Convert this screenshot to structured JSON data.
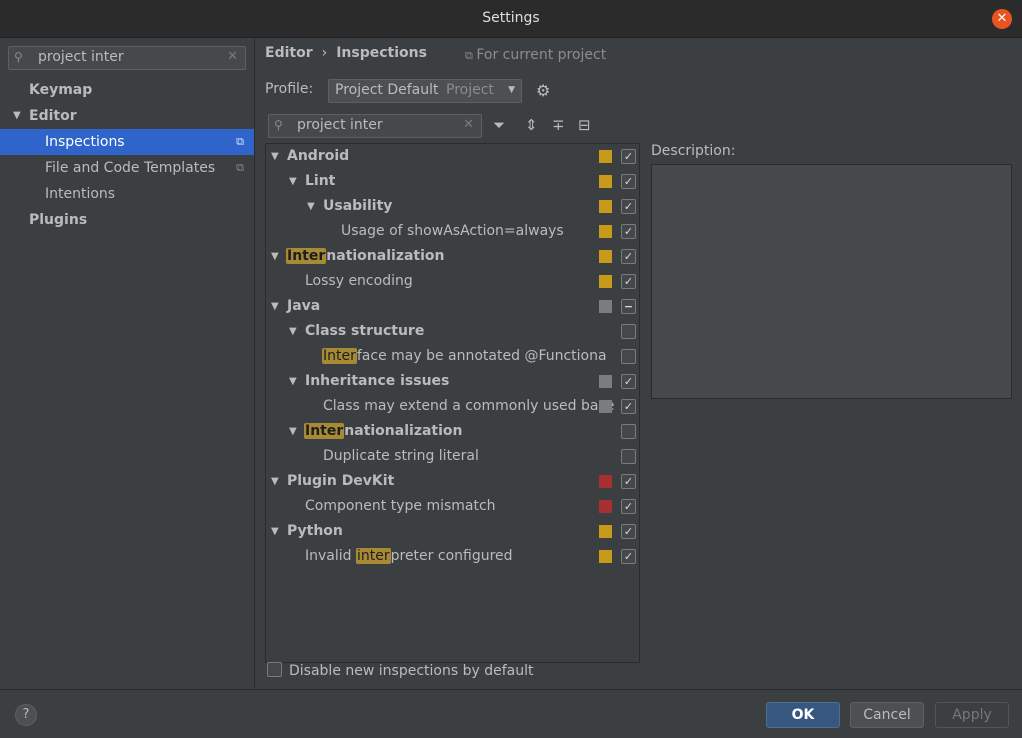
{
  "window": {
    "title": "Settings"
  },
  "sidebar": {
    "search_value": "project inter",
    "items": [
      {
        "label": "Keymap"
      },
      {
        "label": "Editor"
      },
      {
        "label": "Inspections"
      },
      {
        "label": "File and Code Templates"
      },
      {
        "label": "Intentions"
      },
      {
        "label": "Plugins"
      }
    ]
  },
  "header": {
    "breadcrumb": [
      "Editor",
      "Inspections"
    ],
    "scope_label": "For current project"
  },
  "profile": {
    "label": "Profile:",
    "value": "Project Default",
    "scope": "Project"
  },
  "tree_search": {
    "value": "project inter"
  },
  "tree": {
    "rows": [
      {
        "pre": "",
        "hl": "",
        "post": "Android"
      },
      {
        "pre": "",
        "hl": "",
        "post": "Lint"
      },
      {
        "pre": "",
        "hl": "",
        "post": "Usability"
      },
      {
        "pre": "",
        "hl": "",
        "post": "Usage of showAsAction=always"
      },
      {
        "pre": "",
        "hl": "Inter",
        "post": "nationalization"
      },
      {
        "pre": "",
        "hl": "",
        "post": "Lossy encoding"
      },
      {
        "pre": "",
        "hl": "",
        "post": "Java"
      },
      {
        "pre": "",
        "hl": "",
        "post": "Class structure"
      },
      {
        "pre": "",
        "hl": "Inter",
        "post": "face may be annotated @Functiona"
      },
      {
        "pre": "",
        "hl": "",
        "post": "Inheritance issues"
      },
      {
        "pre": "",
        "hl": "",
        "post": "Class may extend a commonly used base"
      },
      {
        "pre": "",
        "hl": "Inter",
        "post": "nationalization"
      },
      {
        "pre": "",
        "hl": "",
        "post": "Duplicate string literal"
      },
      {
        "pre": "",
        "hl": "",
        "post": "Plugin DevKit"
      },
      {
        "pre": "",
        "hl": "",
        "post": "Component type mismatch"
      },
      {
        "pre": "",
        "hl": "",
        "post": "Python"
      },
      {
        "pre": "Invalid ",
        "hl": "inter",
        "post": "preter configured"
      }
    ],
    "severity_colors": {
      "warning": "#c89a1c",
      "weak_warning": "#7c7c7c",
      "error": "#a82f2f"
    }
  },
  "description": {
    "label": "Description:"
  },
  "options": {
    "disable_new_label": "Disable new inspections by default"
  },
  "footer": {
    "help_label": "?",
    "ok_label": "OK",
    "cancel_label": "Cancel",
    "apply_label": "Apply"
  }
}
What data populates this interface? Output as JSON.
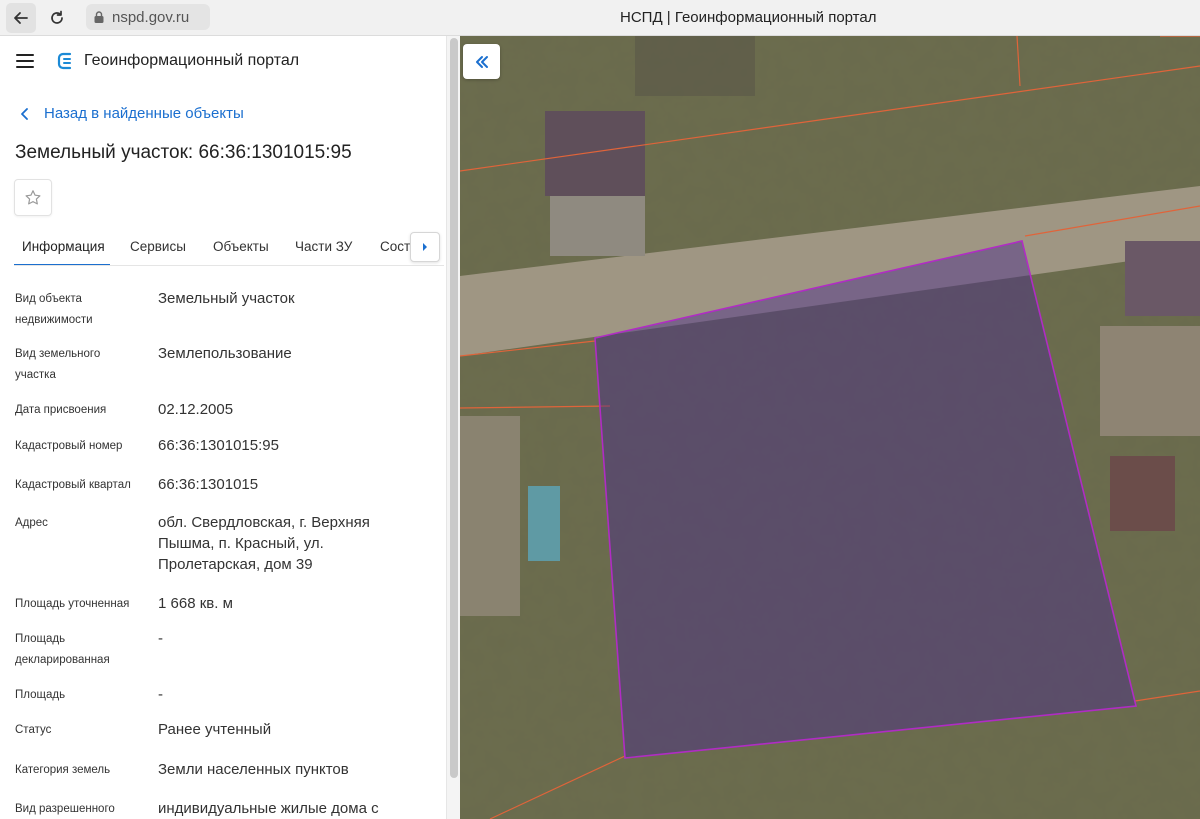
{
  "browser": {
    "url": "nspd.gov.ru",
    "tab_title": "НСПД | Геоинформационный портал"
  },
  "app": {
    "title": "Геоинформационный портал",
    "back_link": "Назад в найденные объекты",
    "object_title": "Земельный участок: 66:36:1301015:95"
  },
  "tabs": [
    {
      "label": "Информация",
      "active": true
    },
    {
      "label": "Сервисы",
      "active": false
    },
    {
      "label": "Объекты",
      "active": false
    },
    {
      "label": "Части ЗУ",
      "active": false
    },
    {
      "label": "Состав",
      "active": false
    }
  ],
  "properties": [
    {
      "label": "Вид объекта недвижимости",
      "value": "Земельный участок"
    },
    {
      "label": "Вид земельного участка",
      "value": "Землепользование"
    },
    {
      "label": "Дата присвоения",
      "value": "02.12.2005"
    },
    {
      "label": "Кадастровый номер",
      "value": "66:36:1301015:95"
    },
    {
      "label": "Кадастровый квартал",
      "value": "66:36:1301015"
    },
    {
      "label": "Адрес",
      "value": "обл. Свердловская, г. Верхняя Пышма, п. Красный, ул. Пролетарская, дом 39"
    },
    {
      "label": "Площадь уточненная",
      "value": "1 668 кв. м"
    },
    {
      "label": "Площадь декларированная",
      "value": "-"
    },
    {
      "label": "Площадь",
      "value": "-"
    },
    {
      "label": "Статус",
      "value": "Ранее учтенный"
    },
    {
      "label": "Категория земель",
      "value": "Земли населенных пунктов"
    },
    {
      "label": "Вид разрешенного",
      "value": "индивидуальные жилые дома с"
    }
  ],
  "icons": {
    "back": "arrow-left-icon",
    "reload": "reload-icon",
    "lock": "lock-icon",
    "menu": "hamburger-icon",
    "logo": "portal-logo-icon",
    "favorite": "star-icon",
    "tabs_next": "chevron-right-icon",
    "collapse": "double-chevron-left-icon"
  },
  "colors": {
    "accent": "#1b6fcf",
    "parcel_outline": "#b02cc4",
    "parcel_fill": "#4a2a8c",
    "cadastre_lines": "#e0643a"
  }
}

********************

Find each line with the string "Геоинформационный" and copy it out.

    "tab_title": "НСПД | Геоинформационный портал"
    "title": "Геоинформационный портал",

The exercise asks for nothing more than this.